EXERCISE BRIEF: Determine which lines contain the word "name", then copy those lines.

PROVIDED INFORMATION:
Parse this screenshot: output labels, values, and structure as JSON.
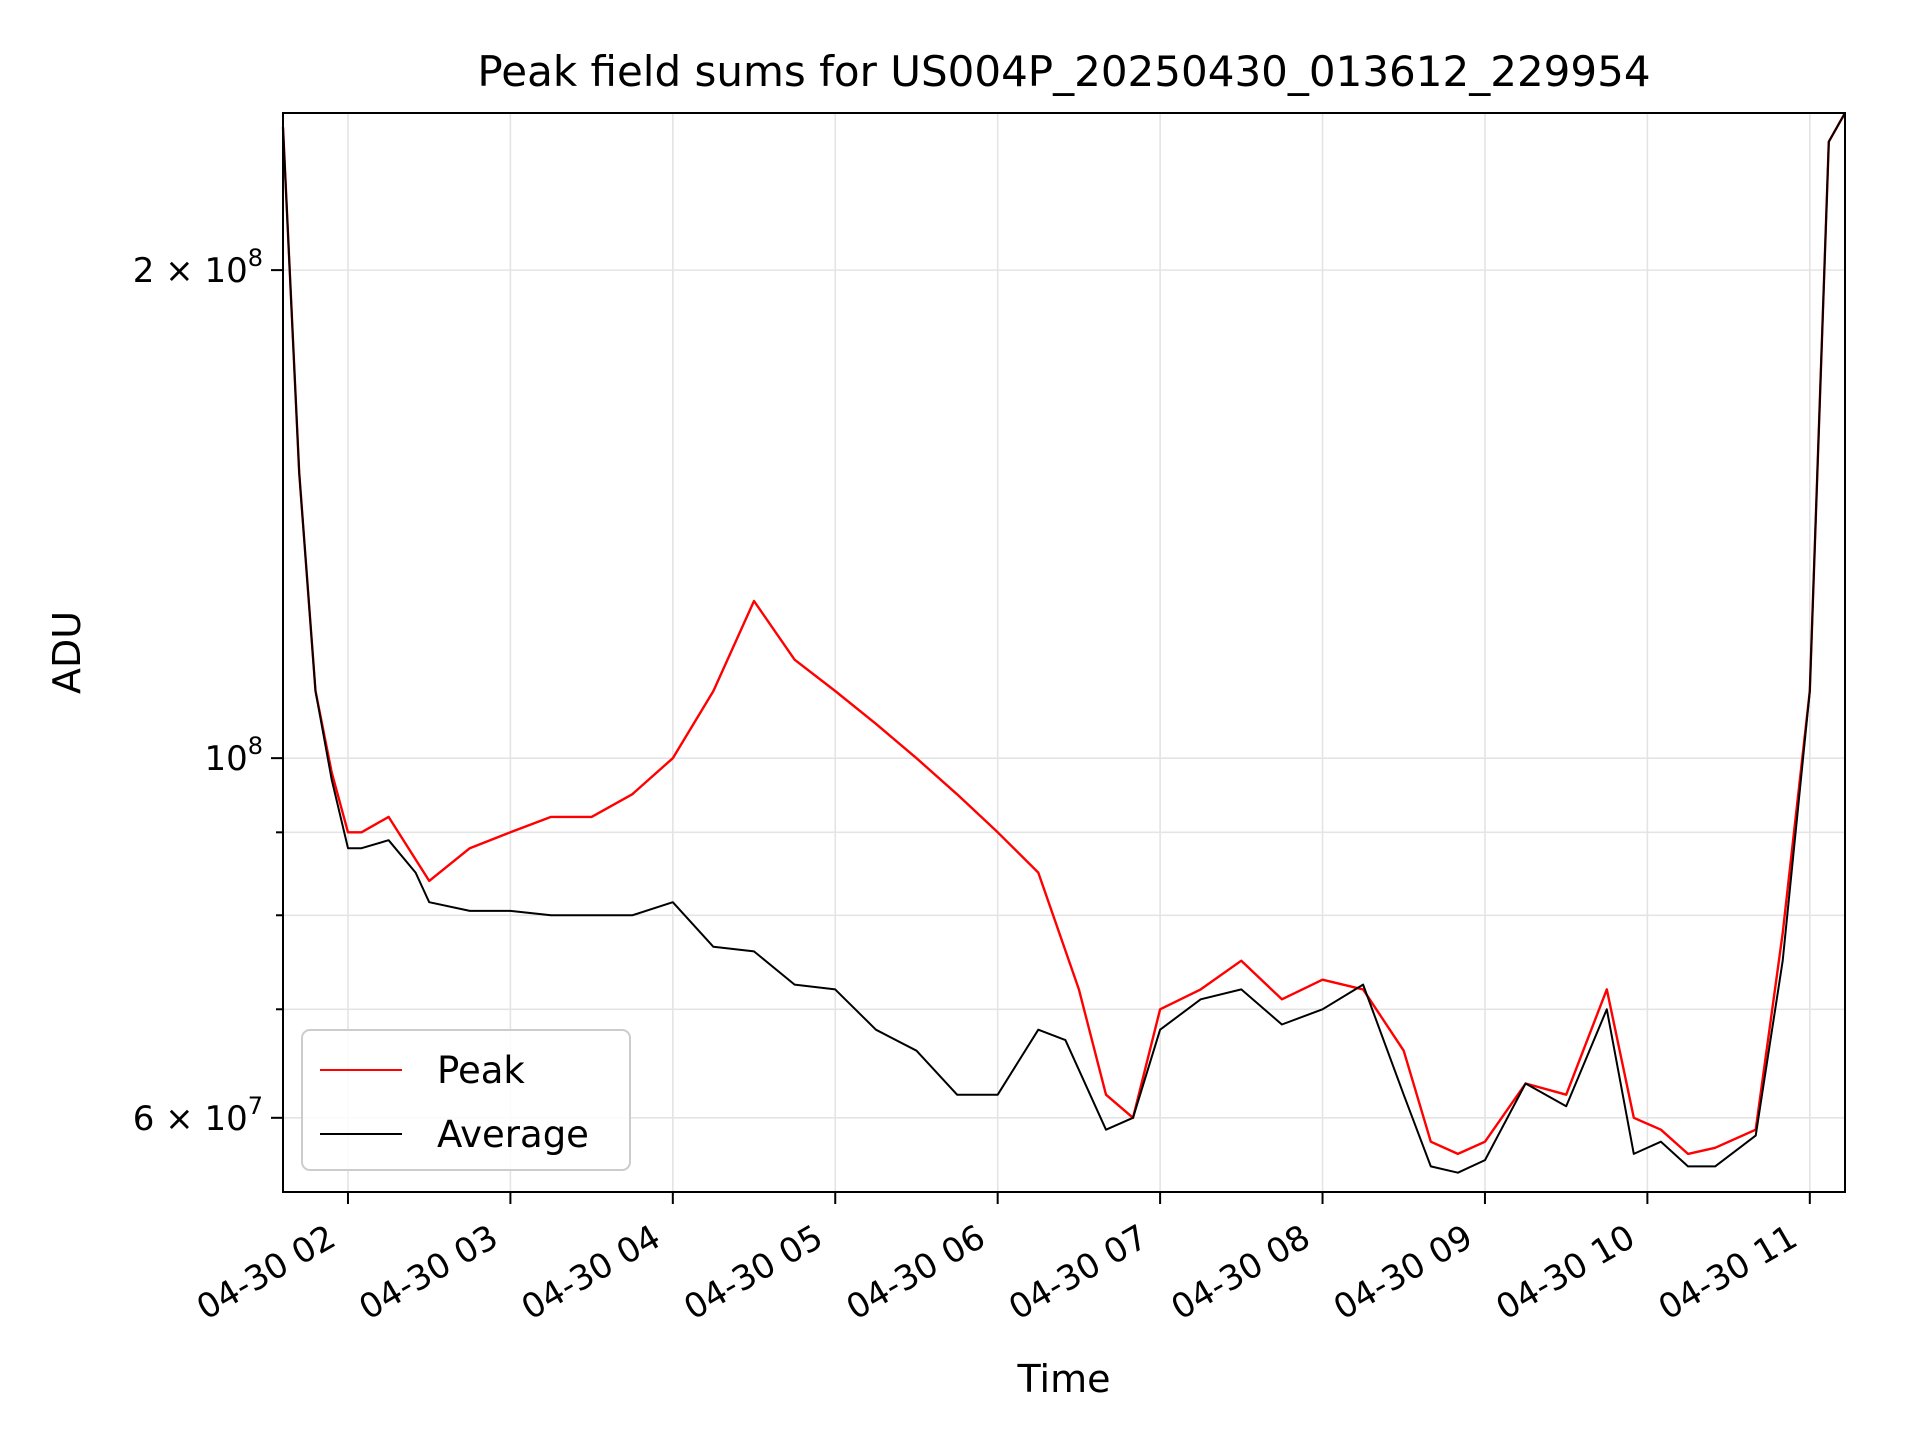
{
  "chart_data": {
    "type": "line",
    "title": "Peak field sums for US004P_20250430_013612_229954",
    "xlabel": "Time",
    "ylabel": "ADU",
    "yscale": "log",
    "xlim": [
      "2025-04-30 01:36",
      "2025-04-30 11:13"
    ],
    "ylim": [
      54000000,
      250000000
    ],
    "grid": true,
    "legend_position": "lower-left",
    "x_ticks": [
      {
        "t": "2025-04-30 02:00",
        "label": "04-30 02"
      },
      {
        "t": "2025-04-30 03:00",
        "label": "04-30 03"
      },
      {
        "t": "2025-04-30 04:00",
        "label": "04-30 04"
      },
      {
        "t": "2025-04-30 05:00",
        "label": "04-30 05"
      },
      {
        "t": "2025-04-30 06:00",
        "label": "04-30 06"
      },
      {
        "t": "2025-04-30 07:00",
        "label": "04-30 07"
      },
      {
        "t": "2025-04-30 08:00",
        "label": "04-30 08"
      },
      {
        "t": "2025-04-30 09:00",
        "label": "04-30 09"
      },
      {
        "t": "2025-04-30 10:00",
        "label": "04-30 10"
      },
      {
        "t": "2025-04-30 11:00",
        "label": "04-30 11"
      }
    ],
    "y_ticks_major": [
      {
        "value": 200000000,
        "mantissa": "2",
        "times": "×",
        "base": "10",
        "exp": "8"
      },
      {
        "value": 100000000,
        "mantissa": "",
        "times": "",
        "base": "10",
        "exp": "8"
      },
      {
        "value": 60000000,
        "mantissa": "6",
        "times": "×",
        "base": "10",
        "exp": "7"
      }
    ],
    "y_ticks_minor": [
      70000000,
      80000000,
      90000000
    ],
    "series": [
      {
        "name": "Peak",
        "color": "#ff0000",
        "x": [
          "2025-04-30 01:36",
          "2025-04-30 01:42",
          "2025-04-30 01:48",
          "2025-04-30 01:54",
          "2025-04-30 02:00",
          "2025-04-30 02:05",
          "2025-04-30 02:15",
          "2025-04-30 02:30",
          "2025-04-30 02:45",
          "2025-04-30 03:00",
          "2025-04-30 03:15",
          "2025-04-30 03:30",
          "2025-04-30 03:45",
          "2025-04-30 04:00",
          "2025-04-30 04:15",
          "2025-04-30 04:30",
          "2025-04-30 04:45",
          "2025-04-30 05:00",
          "2025-04-30 05:15",
          "2025-04-30 05:30",
          "2025-04-30 05:45",
          "2025-04-30 06:00",
          "2025-04-30 06:15",
          "2025-04-30 06:30",
          "2025-04-30 06:40",
          "2025-04-30 06:50",
          "2025-04-30 07:00",
          "2025-04-30 07:15",
          "2025-04-30 07:30",
          "2025-04-30 07:45",
          "2025-04-30 08:00",
          "2025-04-30 08:15",
          "2025-04-30 08:30",
          "2025-04-30 08:40",
          "2025-04-30 08:50",
          "2025-04-30 09:00",
          "2025-04-30 09:15",
          "2025-04-30 09:30",
          "2025-04-30 09:45",
          "2025-04-30 09:55",
          "2025-04-30 10:05",
          "2025-04-30 10:15",
          "2025-04-30 10:25",
          "2025-04-30 10:40",
          "2025-04-30 10:50",
          "2025-04-30 11:00",
          "2025-04-30 11:07",
          "2025-04-30 11:13"
        ],
        "y": [
          245000000,
          150000000,
          110000000,
          98000000,
          90000000,
          90000000,
          92000000,
          84000000,
          88000000,
          90000000,
          92000000,
          92000000,
          95000000,
          100000000,
          110000000,
          125000000,
          115000000,
          110000000,
          105000000,
          100000000,
          95000000,
          90000000,
          85000000,
          72000000,
          62000000,
          60000000,
          70000000,
          72000000,
          75000000,
          71000000,
          73000000,
          72000000,
          66000000,
          58000000,
          57000000,
          58000000,
          63000000,
          62000000,
          72000000,
          60000000,
          59000000,
          57000000,
          57500000,
          59000000,
          78000000,
          110000000,
          240000000,
          250000000
        ]
      },
      {
        "name": "Average",
        "color": "#000000",
        "x": [
          "2025-04-30 01:36",
          "2025-04-30 01:42",
          "2025-04-30 01:48",
          "2025-04-30 01:54",
          "2025-04-30 02:00",
          "2025-04-30 02:05",
          "2025-04-30 02:15",
          "2025-04-30 02:25",
          "2025-04-30 02:30",
          "2025-04-30 02:45",
          "2025-04-30 03:00",
          "2025-04-30 03:15",
          "2025-04-30 03:30",
          "2025-04-30 03:45",
          "2025-04-30 04:00",
          "2025-04-30 04:15",
          "2025-04-30 04:30",
          "2025-04-30 04:45",
          "2025-04-30 05:00",
          "2025-04-30 05:15",
          "2025-04-30 05:30",
          "2025-04-30 05:45",
          "2025-04-30 06:00",
          "2025-04-30 06:15",
          "2025-04-30 06:25",
          "2025-04-30 06:40",
          "2025-04-30 06:50",
          "2025-04-30 07:00",
          "2025-04-30 07:15",
          "2025-04-30 07:30",
          "2025-04-30 07:45",
          "2025-04-30 08:00",
          "2025-04-30 08:15",
          "2025-04-30 08:30",
          "2025-04-30 08:40",
          "2025-04-30 08:50",
          "2025-04-30 09:00",
          "2025-04-30 09:15",
          "2025-04-30 09:30",
          "2025-04-30 09:45",
          "2025-04-30 09:55",
          "2025-04-30 10:05",
          "2025-04-30 10:15",
          "2025-04-30 10:25",
          "2025-04-30 10:40",
          "2025-04-30 10:50",
          "2025-04-30 11:00",
          "2025-04-30 11:07",
          "2025-04-30 11:13"
        ],
        "y": [
          245000000,
          150000000,
          110000000,
          97000000,
          88000000,
          88000000,
          89000000,
          85000000,
          81500000,
          80500000,
          80500000,
          80000000,
          80000000,
          80000000,
          81500000,
          76500000,
          76000000,
          72500000,
          72000000,
          68000000,
          66000000,
          62000000,
          62000000,
          68000000,
          67000000,
          59000000,
          60000000,
          68000000,
          71000000,
          72000000,
          68500000,
          70000000,
          72500000,
          62000000,
          56000000,
          55500000,
          56500000,
          63000000,
          61000000,
          70000000,
          57000000,
          58000000,
          56000000,
          56000000,
          58500000,
          75000000,
          110000000,
          240000000,
          250000000
        ]
      }
    ]
  }
}
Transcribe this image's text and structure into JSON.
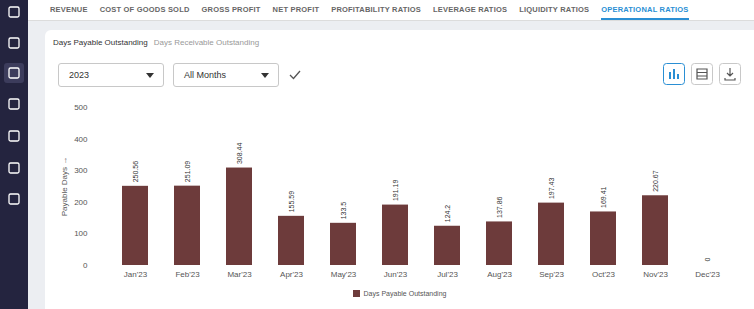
{
  "page": {
    "tabs": [
      {
        "label": "REVENUE"
      },
      {
        "label": "COST OF GOODS SOLD"
      },
      {
        "label": "GROSS PROFIT"
      },
      {
        "label": "NET PROFIT"
      },
      {
        "label": "PROFITABILITY RATIOS"
      },
      {
        "label": "LEVERAGE RATIOS"
      },
      {
        "label": "LIQUIDITY RATIOS"
      },
      {
        "label": "OPERATIONAL RATIOS",
        "active": true
      }
    ],
    "subtabs": [
      {
        "label": "Days Payable Outstanding",
        "active": true
      },
      {
        "label": "Days Receivable Outstanding"
      }
    ],
    "filters": [
      "2023",
      "All Months"
    ]
  },
  "chart_data": {
    "type": "bar",
    "categories": [
      "Jan'23",
      "Feb'23",
      "Mar'23",
      "Apr'23",
      "May'23",
      "Jun'23",
      "Jul'23",
      "Aug'23",
      "Sep'23",
      "Oct'23",
      "Nov'23",
      "Dec'23"
    ],
    "series": [
      {
        "name": "Days Payable Outstanding",
        "color": "#6d3b3b",
        "values": [
          250.56,
          251.09,
          308.44,
          155.59,
          133.5,
          191.19,
          124.2,
          137.86,
          197.43,
          169.41,
          220.67,
          0
        ]
      }
    ],
    "y_label": "Payable Days",
    "ylim": [
      0,
      500
    ],
    "yticks": [
      0,
      100,
      200,
      300,
      400,
      500
    ],
    "grid": false,
    "data_labels": true,
    "legend": "bottom"
  }
}
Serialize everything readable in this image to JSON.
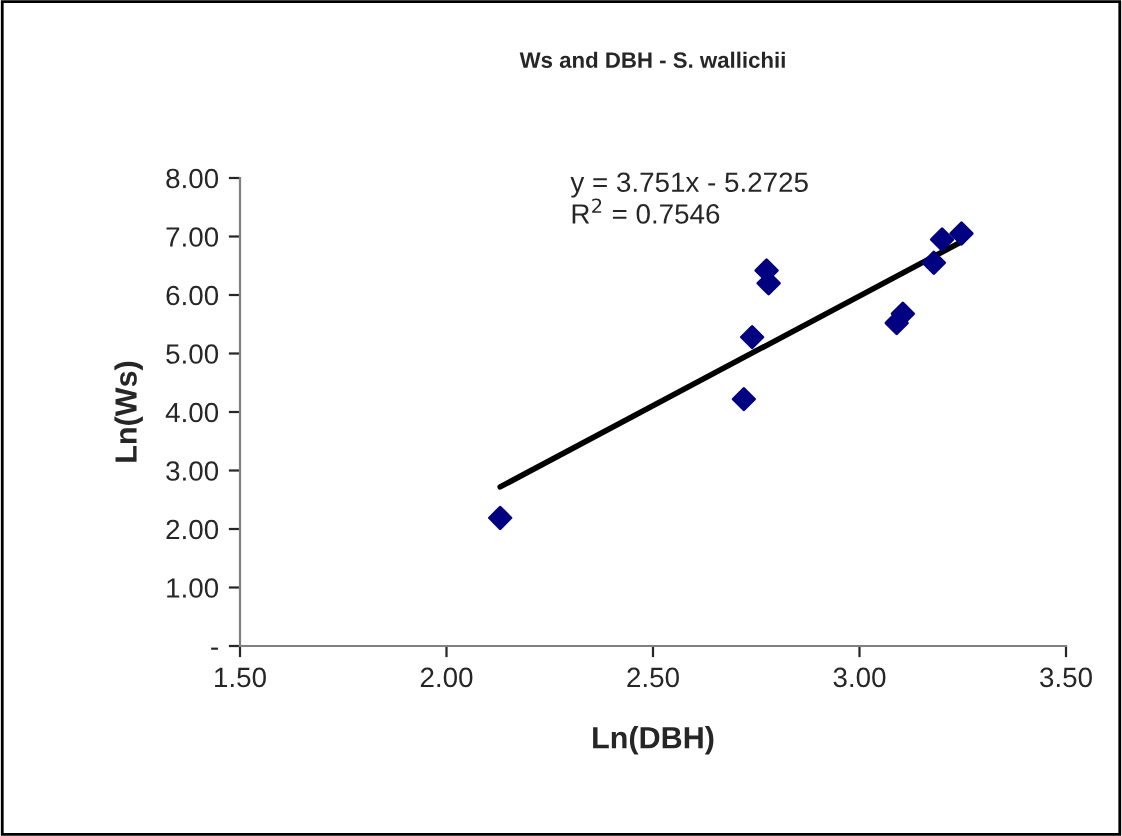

SOLVED EXERCISE:
        "name": "Peak",
        "name": "Average",
        "name": "Days Payable Outstanding",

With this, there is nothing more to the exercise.